Exercise details:
Copy every line of the data in which the word "Grace" occurs.

Material provided:
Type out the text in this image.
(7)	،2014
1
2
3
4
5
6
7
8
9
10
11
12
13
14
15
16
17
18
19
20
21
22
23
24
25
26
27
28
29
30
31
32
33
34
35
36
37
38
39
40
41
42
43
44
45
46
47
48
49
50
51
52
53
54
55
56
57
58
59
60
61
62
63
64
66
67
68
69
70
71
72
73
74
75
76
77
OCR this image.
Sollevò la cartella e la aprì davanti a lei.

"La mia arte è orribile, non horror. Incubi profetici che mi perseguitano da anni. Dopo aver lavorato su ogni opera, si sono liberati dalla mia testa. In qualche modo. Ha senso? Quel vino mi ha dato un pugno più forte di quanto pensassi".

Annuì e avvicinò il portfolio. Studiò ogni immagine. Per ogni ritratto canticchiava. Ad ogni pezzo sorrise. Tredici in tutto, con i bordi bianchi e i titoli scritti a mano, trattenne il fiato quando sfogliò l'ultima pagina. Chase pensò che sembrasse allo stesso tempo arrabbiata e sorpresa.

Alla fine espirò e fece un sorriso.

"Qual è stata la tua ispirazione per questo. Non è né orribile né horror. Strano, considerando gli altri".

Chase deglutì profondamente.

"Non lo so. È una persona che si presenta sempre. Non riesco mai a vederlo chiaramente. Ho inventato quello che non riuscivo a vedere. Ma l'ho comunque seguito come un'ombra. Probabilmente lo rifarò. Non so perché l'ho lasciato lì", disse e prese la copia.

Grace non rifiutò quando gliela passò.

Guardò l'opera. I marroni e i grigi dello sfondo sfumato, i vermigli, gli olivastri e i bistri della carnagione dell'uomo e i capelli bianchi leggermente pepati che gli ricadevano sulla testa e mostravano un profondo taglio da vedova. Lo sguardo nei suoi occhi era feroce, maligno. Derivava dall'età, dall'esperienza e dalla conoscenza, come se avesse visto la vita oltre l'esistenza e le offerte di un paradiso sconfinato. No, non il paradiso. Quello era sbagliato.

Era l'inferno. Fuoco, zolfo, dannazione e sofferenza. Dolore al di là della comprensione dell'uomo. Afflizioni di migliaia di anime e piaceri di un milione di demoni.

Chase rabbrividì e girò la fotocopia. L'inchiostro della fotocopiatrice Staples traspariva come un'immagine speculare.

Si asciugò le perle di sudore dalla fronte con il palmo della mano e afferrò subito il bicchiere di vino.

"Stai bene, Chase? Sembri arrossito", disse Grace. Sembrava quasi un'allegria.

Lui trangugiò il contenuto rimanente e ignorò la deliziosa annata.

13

Written answer:
Grace non rifiutò quando gliela passò.
"Stai bene, Chase? Sembri arrossito", disse Grace. Sembrava quasi un'allegria.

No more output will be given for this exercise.